**Dataset excerpts**
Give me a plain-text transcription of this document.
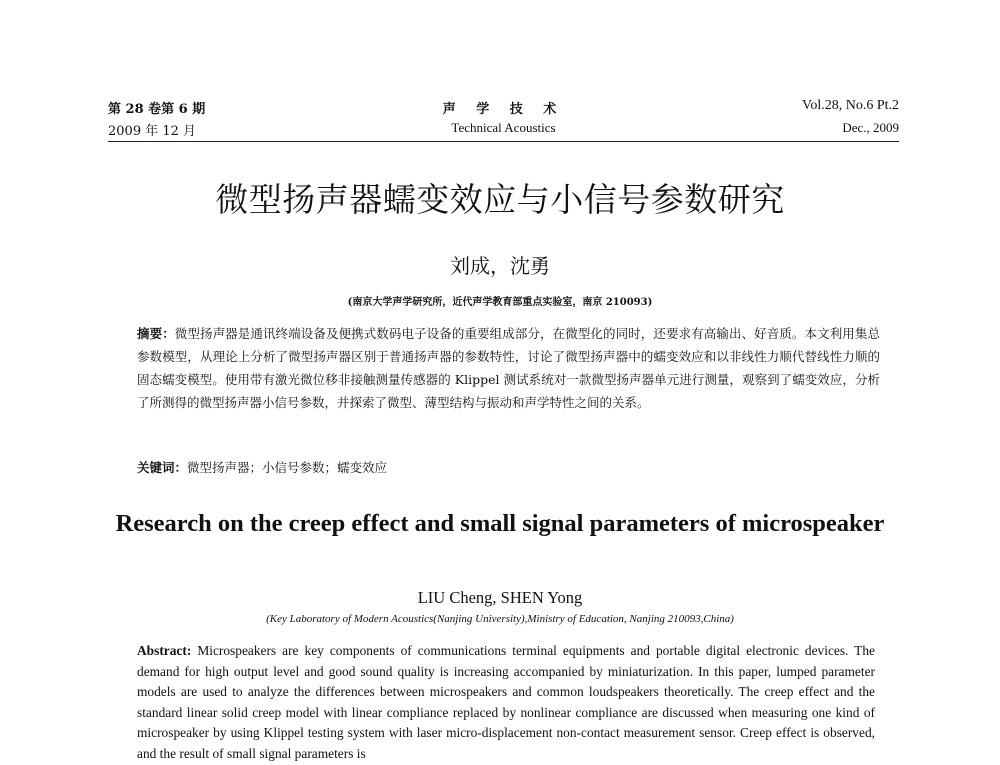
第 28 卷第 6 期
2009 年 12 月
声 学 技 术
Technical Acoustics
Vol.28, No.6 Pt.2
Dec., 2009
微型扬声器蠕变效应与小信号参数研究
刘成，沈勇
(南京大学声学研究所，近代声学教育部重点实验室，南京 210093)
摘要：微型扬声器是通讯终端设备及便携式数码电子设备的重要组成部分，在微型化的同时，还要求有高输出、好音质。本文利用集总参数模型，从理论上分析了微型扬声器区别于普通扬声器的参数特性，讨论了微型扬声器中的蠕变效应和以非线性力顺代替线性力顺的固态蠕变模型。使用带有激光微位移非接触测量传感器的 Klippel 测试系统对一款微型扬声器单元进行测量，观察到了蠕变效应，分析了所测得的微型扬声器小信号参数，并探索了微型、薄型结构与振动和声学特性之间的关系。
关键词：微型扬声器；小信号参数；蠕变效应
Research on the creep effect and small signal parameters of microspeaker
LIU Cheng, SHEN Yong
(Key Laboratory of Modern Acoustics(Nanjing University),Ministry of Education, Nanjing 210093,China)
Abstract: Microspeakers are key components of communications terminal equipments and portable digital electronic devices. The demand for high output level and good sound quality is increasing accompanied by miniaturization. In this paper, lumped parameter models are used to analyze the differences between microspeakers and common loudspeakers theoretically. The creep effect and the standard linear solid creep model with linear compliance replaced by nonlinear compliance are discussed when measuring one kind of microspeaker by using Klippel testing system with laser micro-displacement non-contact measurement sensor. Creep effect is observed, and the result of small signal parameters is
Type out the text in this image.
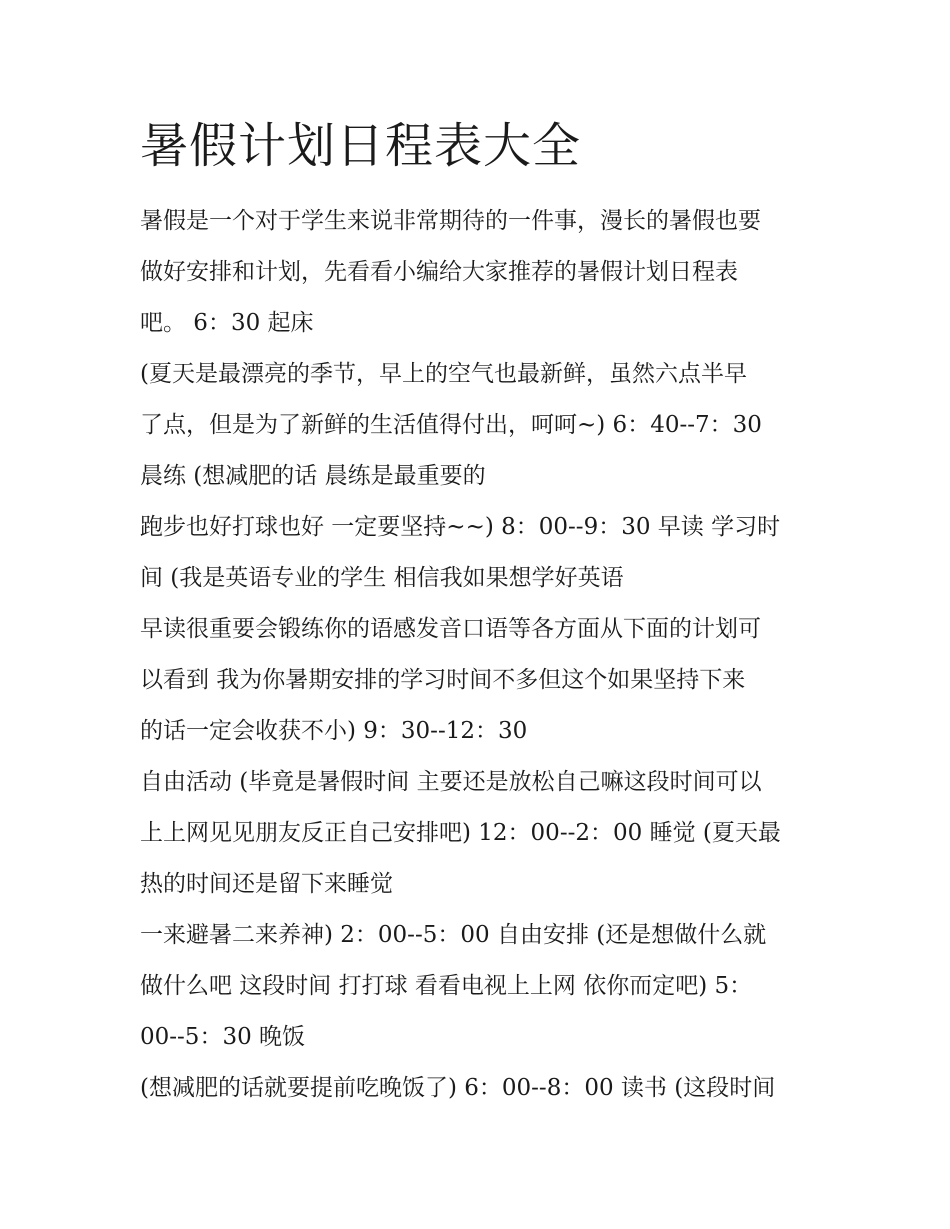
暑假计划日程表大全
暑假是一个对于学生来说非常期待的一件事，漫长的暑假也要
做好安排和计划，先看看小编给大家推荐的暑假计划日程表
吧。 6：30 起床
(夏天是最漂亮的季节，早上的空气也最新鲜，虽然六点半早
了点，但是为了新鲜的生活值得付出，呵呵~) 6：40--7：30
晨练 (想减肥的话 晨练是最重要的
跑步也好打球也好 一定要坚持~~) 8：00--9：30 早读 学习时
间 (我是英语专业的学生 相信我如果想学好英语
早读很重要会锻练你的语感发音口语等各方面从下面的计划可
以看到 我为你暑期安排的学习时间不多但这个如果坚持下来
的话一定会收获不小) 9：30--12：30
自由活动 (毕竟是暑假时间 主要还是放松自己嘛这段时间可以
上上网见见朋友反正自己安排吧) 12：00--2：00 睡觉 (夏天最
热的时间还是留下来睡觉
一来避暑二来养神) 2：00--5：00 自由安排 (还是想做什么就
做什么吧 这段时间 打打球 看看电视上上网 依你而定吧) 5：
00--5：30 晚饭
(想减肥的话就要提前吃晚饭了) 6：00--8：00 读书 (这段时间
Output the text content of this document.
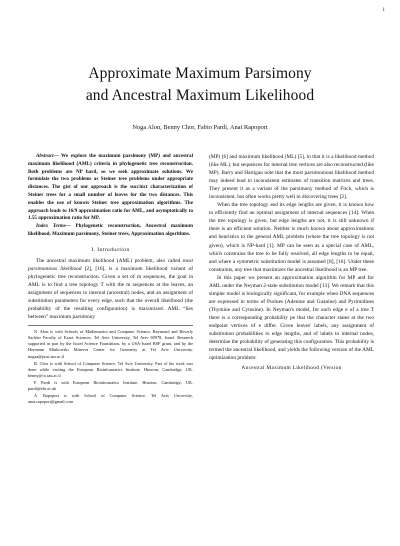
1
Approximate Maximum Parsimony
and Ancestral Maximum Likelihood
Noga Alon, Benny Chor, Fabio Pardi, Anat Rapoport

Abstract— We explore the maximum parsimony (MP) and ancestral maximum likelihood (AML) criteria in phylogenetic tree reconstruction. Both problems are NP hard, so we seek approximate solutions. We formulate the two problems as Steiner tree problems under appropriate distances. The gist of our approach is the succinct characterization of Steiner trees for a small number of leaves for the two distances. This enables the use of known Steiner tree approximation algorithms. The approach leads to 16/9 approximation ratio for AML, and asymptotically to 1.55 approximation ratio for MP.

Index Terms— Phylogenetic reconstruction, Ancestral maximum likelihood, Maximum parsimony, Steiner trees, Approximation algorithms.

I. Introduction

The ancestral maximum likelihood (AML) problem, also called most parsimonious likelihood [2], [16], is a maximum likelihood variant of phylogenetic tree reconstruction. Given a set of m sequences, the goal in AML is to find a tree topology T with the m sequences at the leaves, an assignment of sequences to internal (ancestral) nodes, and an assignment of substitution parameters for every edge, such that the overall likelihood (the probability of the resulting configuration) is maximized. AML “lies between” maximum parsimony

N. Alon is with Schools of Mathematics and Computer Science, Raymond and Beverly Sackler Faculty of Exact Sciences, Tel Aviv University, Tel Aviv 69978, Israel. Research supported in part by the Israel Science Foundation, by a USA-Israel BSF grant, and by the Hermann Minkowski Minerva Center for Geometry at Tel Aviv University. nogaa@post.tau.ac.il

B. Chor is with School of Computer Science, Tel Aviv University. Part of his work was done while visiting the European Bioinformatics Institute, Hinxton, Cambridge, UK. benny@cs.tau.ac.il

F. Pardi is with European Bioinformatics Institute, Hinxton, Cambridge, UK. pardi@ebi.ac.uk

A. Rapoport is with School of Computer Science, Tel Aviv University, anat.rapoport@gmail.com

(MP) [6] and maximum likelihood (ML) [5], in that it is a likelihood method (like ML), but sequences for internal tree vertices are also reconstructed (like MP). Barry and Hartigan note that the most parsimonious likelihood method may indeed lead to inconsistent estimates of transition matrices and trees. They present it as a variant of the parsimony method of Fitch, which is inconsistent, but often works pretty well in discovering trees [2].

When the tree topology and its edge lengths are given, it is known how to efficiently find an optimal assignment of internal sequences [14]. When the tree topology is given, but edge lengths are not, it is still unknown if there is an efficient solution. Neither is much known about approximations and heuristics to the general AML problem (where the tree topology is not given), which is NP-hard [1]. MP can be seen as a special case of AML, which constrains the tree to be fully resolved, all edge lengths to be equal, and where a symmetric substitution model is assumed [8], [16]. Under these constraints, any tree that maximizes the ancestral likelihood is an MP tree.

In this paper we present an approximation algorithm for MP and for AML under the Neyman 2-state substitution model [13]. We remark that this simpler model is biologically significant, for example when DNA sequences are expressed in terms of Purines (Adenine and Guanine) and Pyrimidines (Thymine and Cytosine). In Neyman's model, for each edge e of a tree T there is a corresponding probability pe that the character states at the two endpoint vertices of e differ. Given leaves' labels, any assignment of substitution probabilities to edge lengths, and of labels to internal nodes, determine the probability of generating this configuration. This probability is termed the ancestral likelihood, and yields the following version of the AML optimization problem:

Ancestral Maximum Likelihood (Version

**Required task**
Lines of the listing that contain the word "Institute" are to be counted; report only their number.

**Answer in full**
2